- **Brief**:
Your task is to filter the data below down to the lines holding "Supply".
────────────────
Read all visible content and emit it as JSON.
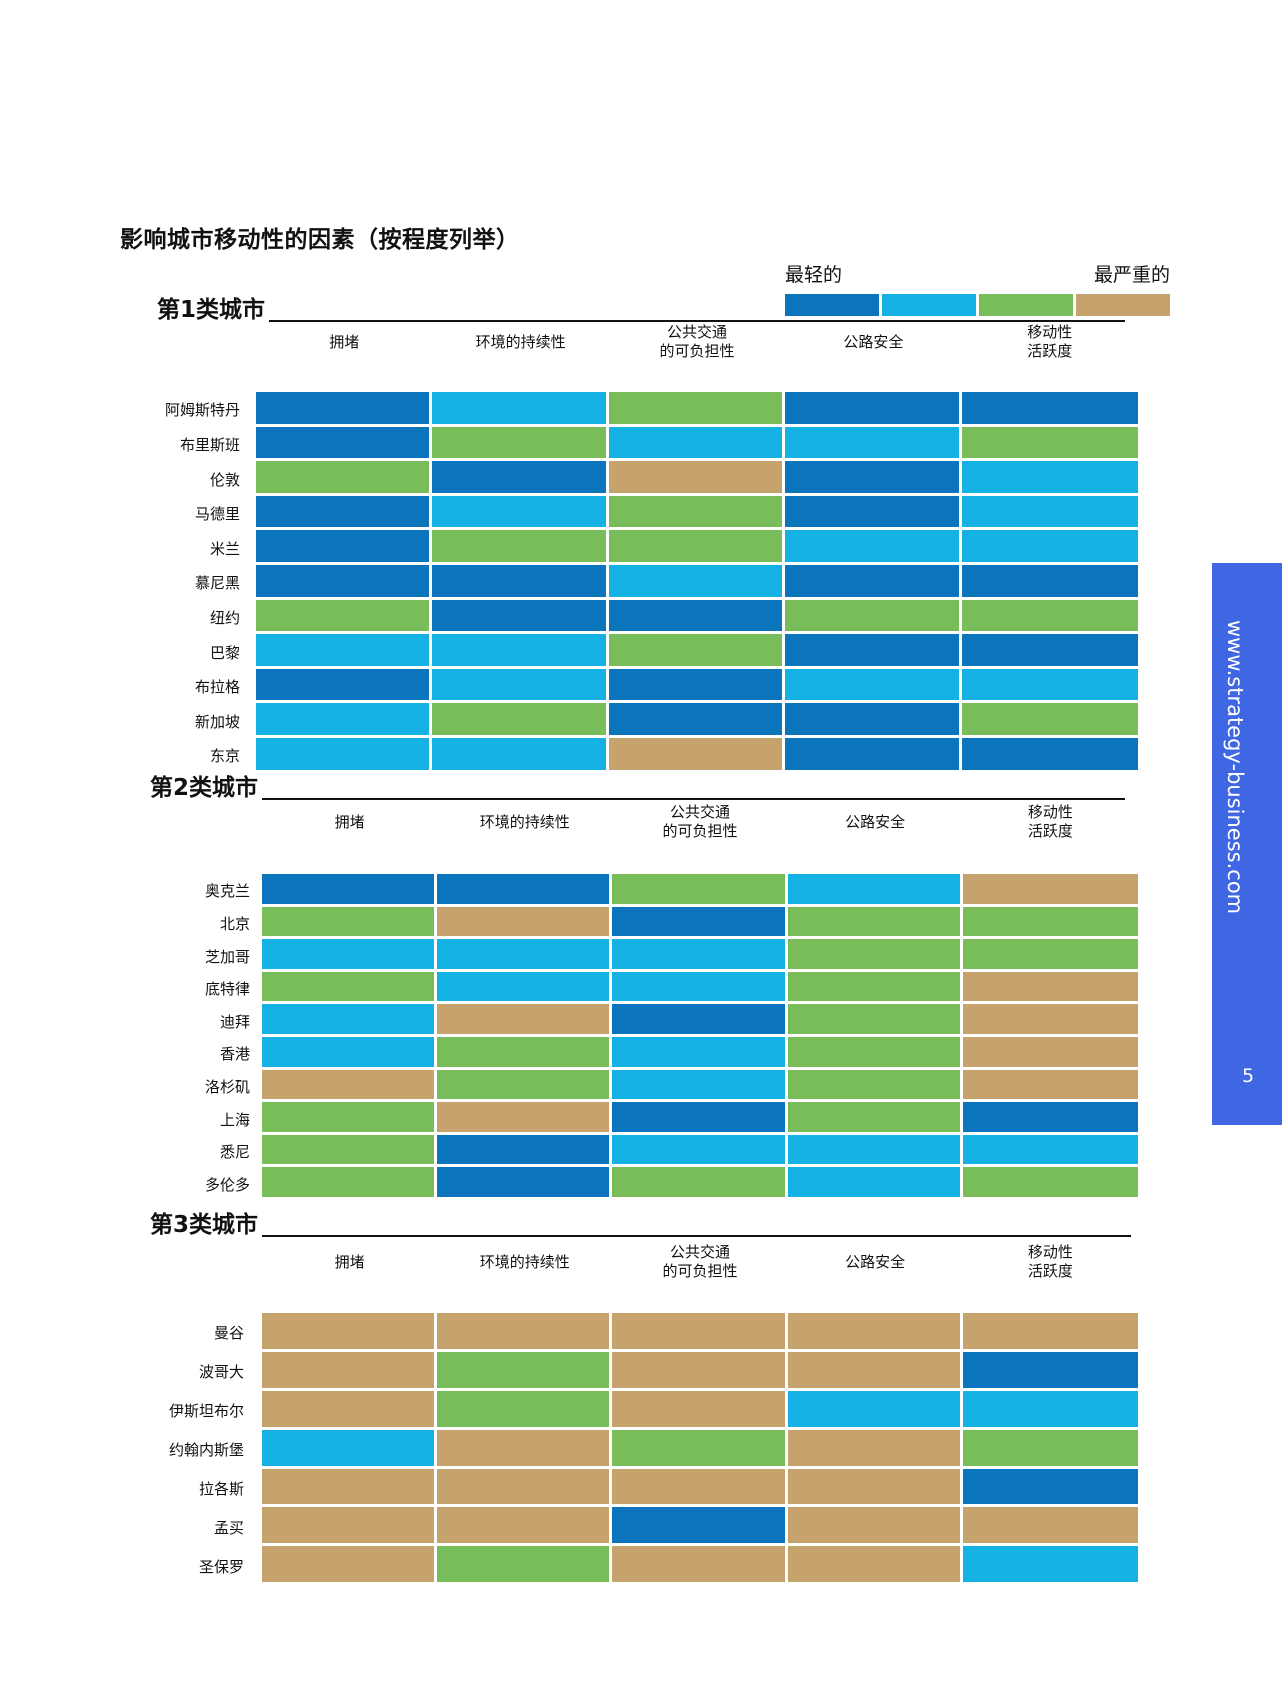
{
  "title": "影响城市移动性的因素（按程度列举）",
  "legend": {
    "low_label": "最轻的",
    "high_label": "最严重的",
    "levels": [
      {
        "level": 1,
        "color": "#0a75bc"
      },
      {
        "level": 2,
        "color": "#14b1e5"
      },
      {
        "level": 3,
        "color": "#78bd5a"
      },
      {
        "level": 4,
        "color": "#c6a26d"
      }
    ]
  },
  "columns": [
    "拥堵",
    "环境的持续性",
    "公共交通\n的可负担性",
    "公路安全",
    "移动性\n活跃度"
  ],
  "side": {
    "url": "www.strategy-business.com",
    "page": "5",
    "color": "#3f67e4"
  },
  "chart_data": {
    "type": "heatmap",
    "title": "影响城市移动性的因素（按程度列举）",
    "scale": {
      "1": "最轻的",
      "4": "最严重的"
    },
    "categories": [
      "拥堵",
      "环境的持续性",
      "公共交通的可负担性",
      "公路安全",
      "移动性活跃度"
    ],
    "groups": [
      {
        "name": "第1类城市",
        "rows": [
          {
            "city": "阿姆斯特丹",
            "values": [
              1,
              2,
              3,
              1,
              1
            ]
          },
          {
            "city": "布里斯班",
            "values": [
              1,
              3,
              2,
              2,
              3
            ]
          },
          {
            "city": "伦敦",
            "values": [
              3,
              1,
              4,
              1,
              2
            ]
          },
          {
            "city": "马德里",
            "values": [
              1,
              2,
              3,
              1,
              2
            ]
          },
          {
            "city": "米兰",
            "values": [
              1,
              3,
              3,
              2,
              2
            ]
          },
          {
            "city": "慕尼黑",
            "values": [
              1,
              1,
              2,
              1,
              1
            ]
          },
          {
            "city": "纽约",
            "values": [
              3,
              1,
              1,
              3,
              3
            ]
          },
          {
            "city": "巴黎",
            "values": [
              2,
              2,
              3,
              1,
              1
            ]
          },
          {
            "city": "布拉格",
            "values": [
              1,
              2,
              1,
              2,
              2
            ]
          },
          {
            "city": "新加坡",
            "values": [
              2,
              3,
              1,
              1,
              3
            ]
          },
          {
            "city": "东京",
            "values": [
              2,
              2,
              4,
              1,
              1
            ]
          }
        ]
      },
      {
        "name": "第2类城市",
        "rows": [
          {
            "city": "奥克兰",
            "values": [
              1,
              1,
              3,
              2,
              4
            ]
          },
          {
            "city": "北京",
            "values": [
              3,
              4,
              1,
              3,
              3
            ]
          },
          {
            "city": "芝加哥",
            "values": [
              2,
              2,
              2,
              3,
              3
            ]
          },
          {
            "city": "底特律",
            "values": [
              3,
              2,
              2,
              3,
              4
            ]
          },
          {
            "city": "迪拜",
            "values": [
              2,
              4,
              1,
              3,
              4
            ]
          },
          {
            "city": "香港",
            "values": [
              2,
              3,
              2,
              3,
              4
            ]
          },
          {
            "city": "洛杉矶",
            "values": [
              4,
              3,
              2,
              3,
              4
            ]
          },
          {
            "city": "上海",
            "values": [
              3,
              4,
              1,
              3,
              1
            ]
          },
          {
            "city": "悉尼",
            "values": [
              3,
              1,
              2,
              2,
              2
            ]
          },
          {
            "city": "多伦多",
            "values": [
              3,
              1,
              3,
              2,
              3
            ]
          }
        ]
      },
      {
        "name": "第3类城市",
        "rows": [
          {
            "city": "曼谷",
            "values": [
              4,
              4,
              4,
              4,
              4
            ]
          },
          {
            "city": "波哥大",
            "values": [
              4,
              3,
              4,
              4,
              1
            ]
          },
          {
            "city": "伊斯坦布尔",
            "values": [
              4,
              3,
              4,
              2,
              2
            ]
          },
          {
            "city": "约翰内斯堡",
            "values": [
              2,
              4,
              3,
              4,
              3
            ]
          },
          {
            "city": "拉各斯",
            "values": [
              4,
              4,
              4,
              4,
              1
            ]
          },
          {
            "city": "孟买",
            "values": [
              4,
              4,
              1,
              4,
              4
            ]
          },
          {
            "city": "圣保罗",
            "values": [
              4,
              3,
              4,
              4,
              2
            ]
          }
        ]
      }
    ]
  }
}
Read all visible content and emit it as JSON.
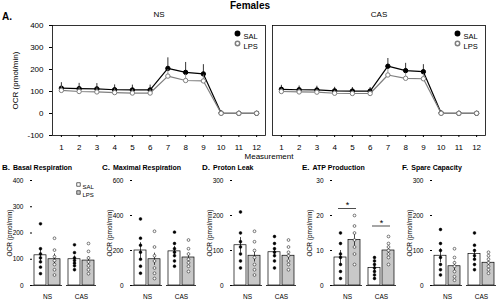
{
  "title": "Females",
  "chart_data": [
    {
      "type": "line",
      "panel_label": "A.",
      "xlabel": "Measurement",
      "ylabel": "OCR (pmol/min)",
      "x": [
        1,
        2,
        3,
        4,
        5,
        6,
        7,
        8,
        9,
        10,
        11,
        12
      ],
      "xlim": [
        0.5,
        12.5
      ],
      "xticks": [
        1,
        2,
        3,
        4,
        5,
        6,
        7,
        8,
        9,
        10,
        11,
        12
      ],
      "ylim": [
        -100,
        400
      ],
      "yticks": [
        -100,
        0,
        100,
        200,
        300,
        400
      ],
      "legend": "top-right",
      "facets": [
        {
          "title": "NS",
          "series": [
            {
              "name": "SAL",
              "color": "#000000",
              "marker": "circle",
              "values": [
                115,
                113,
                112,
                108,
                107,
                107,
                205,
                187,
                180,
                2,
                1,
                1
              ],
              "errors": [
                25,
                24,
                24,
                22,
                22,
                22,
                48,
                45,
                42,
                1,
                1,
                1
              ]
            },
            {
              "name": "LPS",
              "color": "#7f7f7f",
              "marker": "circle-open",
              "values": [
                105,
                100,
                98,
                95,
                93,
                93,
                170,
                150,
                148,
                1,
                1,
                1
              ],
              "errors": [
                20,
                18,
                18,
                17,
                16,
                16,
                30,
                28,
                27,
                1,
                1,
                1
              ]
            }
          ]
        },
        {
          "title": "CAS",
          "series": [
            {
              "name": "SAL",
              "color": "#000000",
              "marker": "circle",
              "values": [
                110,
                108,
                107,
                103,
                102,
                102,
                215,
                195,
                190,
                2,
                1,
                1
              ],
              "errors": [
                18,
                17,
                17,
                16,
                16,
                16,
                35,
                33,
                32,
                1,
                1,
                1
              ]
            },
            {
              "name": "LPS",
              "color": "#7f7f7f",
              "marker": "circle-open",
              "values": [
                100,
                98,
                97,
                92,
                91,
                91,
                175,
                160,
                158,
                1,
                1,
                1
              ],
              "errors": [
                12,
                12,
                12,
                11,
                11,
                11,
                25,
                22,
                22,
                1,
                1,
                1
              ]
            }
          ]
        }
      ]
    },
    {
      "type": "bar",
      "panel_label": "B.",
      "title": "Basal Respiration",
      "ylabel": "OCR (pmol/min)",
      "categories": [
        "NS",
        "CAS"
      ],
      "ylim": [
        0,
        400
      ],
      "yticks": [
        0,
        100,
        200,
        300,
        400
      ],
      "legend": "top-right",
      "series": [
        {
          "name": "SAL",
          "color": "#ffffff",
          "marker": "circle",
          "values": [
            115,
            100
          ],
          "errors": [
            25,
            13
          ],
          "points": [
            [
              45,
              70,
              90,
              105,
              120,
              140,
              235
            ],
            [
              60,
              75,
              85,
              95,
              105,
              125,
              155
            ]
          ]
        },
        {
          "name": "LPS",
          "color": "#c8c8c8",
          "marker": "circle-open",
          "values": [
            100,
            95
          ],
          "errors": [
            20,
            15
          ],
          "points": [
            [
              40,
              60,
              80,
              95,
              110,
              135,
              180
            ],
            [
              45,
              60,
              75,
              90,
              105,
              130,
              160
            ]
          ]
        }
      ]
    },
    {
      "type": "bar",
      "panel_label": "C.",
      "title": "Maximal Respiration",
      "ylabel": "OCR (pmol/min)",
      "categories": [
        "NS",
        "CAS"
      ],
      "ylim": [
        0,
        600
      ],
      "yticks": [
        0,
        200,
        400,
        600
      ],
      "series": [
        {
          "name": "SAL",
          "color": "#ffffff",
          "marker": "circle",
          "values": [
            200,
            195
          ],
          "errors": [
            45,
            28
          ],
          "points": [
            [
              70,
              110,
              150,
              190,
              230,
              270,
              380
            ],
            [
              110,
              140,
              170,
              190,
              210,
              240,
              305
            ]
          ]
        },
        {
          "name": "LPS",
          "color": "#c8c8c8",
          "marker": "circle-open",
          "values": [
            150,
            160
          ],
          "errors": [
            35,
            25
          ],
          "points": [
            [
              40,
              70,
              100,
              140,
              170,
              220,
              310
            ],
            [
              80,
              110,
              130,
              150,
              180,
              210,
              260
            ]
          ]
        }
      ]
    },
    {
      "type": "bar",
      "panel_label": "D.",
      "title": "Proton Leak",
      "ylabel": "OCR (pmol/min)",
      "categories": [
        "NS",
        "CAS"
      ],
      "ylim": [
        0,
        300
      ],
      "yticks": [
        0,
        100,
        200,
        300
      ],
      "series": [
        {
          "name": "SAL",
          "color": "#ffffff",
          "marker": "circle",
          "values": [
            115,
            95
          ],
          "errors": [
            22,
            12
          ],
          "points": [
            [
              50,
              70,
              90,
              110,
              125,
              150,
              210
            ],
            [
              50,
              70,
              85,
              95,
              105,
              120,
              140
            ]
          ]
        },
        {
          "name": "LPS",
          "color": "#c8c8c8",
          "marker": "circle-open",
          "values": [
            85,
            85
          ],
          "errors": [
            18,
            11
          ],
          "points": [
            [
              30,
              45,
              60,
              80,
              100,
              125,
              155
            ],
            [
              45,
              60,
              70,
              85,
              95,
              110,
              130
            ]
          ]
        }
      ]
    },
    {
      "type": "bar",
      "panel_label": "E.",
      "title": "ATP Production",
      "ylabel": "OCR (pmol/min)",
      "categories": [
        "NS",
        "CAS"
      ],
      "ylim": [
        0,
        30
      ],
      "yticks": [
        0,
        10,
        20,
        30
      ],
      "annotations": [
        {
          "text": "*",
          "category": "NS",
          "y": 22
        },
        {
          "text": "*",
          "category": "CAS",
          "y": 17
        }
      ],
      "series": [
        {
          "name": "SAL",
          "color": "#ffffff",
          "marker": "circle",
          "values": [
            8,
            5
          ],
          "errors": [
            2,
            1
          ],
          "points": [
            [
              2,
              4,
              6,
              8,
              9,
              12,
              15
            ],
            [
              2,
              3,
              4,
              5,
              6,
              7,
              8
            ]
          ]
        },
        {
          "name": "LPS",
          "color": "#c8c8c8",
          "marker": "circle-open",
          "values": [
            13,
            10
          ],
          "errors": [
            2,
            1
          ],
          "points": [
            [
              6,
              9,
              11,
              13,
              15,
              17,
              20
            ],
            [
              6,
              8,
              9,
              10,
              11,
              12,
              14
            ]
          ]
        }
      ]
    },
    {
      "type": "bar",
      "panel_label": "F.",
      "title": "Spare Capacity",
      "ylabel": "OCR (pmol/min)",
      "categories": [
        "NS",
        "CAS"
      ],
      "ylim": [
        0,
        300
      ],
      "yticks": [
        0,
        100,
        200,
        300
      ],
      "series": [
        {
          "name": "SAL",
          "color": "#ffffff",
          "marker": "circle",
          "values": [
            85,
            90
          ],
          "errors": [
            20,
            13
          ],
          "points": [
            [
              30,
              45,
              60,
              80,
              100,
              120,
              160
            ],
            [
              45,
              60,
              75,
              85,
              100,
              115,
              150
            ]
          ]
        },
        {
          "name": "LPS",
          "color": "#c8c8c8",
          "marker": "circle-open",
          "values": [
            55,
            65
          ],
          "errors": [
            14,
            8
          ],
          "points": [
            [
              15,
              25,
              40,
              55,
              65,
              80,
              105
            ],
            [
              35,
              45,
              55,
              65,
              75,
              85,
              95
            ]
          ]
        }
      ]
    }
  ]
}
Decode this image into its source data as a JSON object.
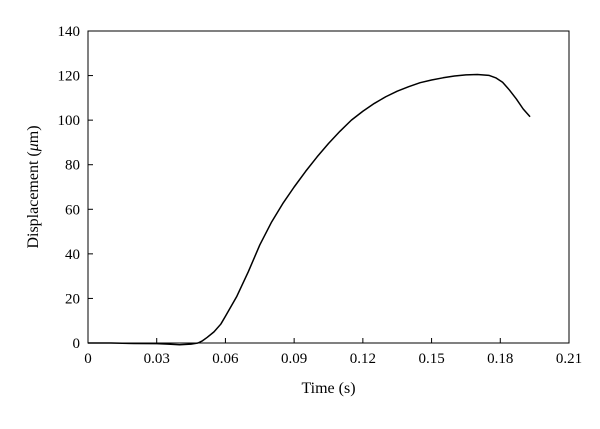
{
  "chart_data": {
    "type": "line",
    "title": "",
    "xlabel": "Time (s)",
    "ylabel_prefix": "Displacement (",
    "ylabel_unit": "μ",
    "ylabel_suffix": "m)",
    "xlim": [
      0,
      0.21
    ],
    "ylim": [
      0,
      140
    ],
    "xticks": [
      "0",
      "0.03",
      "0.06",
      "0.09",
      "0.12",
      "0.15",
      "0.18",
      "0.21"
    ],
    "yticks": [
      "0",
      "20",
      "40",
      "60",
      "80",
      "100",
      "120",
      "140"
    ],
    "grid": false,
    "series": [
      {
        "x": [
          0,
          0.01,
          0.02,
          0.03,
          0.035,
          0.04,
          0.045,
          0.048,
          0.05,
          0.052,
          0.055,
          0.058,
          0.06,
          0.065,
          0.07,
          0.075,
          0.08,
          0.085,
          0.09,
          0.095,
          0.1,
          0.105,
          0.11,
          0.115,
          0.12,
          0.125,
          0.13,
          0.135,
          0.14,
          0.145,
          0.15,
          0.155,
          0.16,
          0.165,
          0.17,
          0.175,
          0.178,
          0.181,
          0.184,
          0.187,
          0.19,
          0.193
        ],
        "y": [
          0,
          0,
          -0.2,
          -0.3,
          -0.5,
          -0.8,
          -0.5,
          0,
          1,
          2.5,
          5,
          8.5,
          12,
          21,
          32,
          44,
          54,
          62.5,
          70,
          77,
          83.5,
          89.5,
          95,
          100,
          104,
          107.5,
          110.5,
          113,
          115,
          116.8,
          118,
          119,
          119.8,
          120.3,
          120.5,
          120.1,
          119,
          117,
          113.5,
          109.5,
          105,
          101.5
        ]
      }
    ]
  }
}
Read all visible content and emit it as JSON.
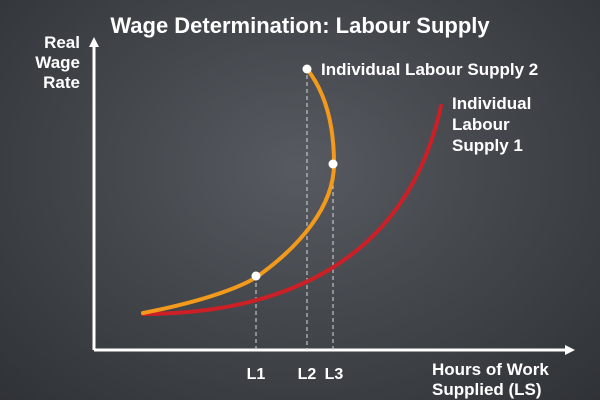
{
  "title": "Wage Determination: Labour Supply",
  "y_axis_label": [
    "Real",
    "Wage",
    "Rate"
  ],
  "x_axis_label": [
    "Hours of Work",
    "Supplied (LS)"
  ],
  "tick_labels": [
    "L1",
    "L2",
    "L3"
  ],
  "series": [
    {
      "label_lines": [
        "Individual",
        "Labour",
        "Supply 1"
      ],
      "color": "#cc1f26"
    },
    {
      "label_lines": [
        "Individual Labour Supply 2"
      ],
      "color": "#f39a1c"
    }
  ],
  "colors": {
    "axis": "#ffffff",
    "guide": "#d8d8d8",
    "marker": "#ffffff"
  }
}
────────────────
- **Finished exercise**:
  "title": "Wage Determination: Labour Supply",
        "Supply 1"
        "Individual Labour Supply 2"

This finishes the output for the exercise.